Problem requirements: Repeat each record exactly as written, and drop any images.

Source material:
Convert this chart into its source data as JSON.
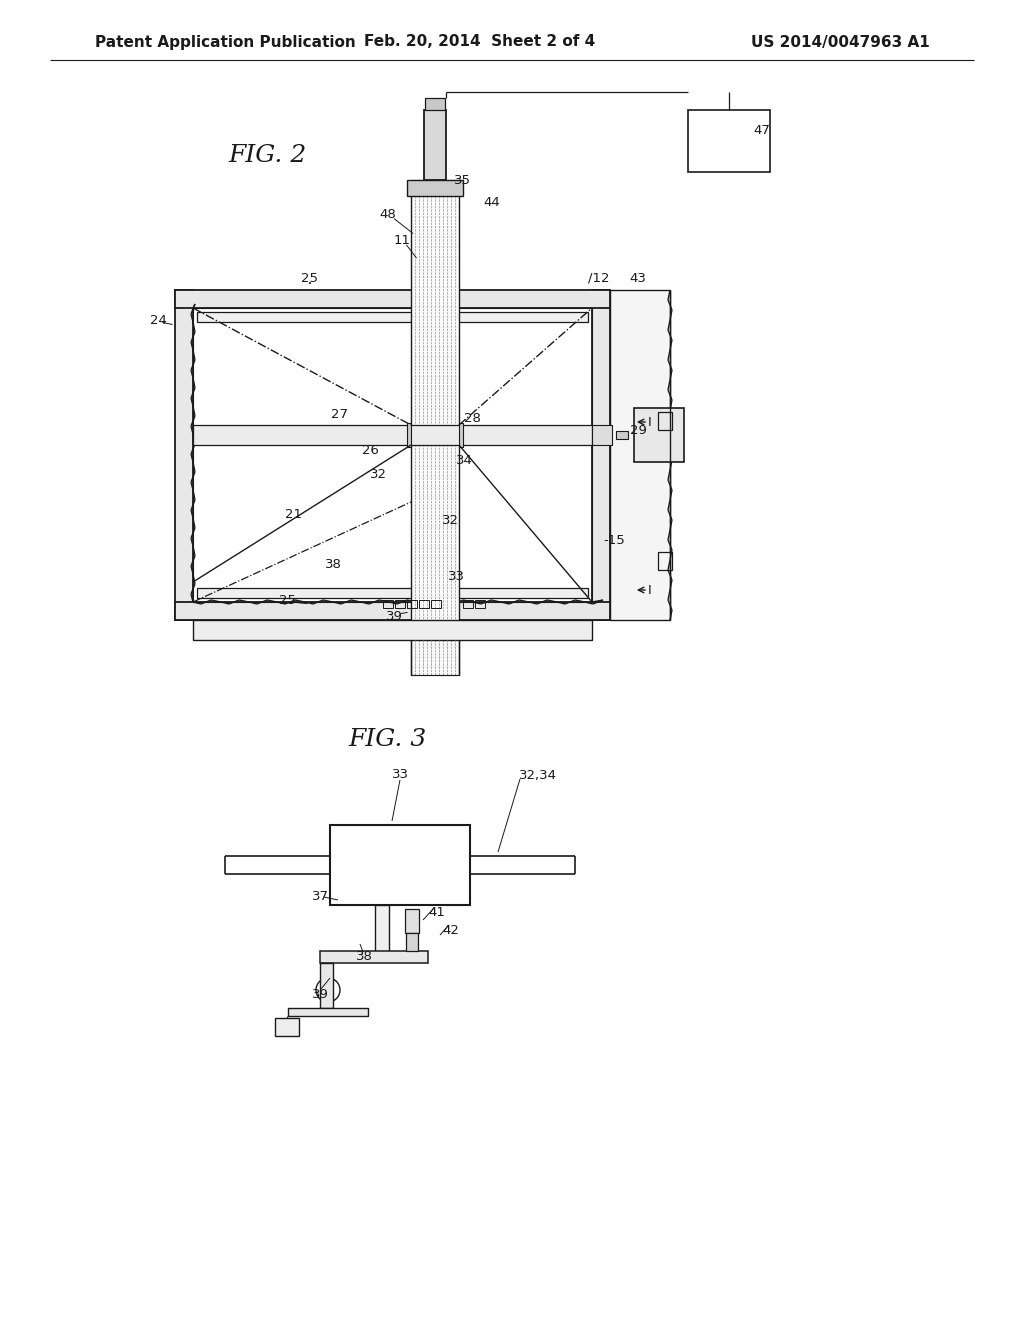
{
  "bg_color": "#ffffff",
  "line_color": "#1a1a1a",
  "header_left": "Patent Application Publication",
  "header_mid": "Feb. 20, 2014  Sheet 2 of 4",
  "header_right": "US 2014/0047963 A1",
  "fig2_label": "FIG. 2",
  "fig3_label": "FIG. 3"
}
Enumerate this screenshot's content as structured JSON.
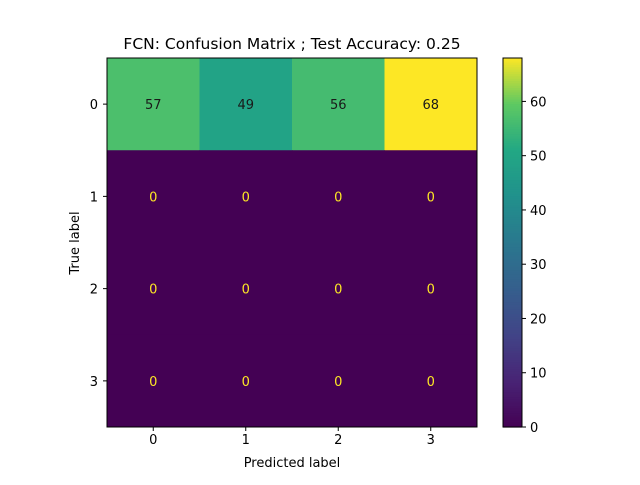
{
  "chart_data": {
    "type": "heatmap",
    "title": "FCN: Confusion Matrix ; Test Accuracy: 0.25",
    "xlabel": "Predicted label",
    "ylabel": "True label",
    "x_categories": [
      "0",
      "1",
      "2",
      "3"
    ],
    "y_categories": [
      "0",
      "1",
      "2",
      "3"
    ],
    "values": [
      [
        57,
        49,
        56,
        68
      ],
      [
        0,
        0,
        0,
        0
      ],
      [
        0,
        0,
        0,
        0
      ],
      [
        0,
        0,
        0,
        0
      ]
    ],
    "colormap": "viridis",
    "colorbar": {
      "range": [
        0,
        68
      ],
      "ticks": [
        0,
        10,
        20,
        30,
        40,
        50,
        60
      ]
    },
    "text_colors": {
      "on_dark": "#fde725",
      "on_light": "#1a1a1a"
    },
    "grid": false
  }
}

Problem solution:
Convert this chart into its source data as JSON.
{
  "bg_color": "#ffffff",
  "line_color": "#1a1a1a",
  "header_left": "Patent Application Publication",
  "header_mid": "Feb. 20, 2014  Sheet 2 of 4",
  "header_right": "US 2014/0047963 A1",
  "fig2_label": "FIG. 2",
  "fig3_label": "FIG. 3"
}
Enumerate this screenshot's content as structured JSON.
{
  "chart_data": {
    "type": "heatmap",
    "title": "FCN: Confusion Matrix ; Test Accuracy: 0.25",
    "xlabel": "Predicted label",
    "ylabel": "True label",
    "x_categories": [
      "0",
      "1",
      "2",
      "3"
    ],
    "y_categories": [
      "0",
      "1",
      "2",
      "3"
    ],
    "values": [
      [
        57,
        49,
        56,
        68
      ],
      [
        0,
        0,
        0,
        0
      ],
      [
        0,
        0,
        0,
        0
      ],
      [
        0,
        0,
        0,
        0
      ]
    ],
    "colormap": "viridis",
    "colorbar": {
      "range": [
        0,
        68
      ],
      "ticks": [
        0,
        10,
        20,
        30,
        40,
        50,
        60
      ]
    },
    "text_colors": {
      "on_dark": "#fde725",
      "on_light": "#1a1a1a"
    },
    "grid": false
  }
}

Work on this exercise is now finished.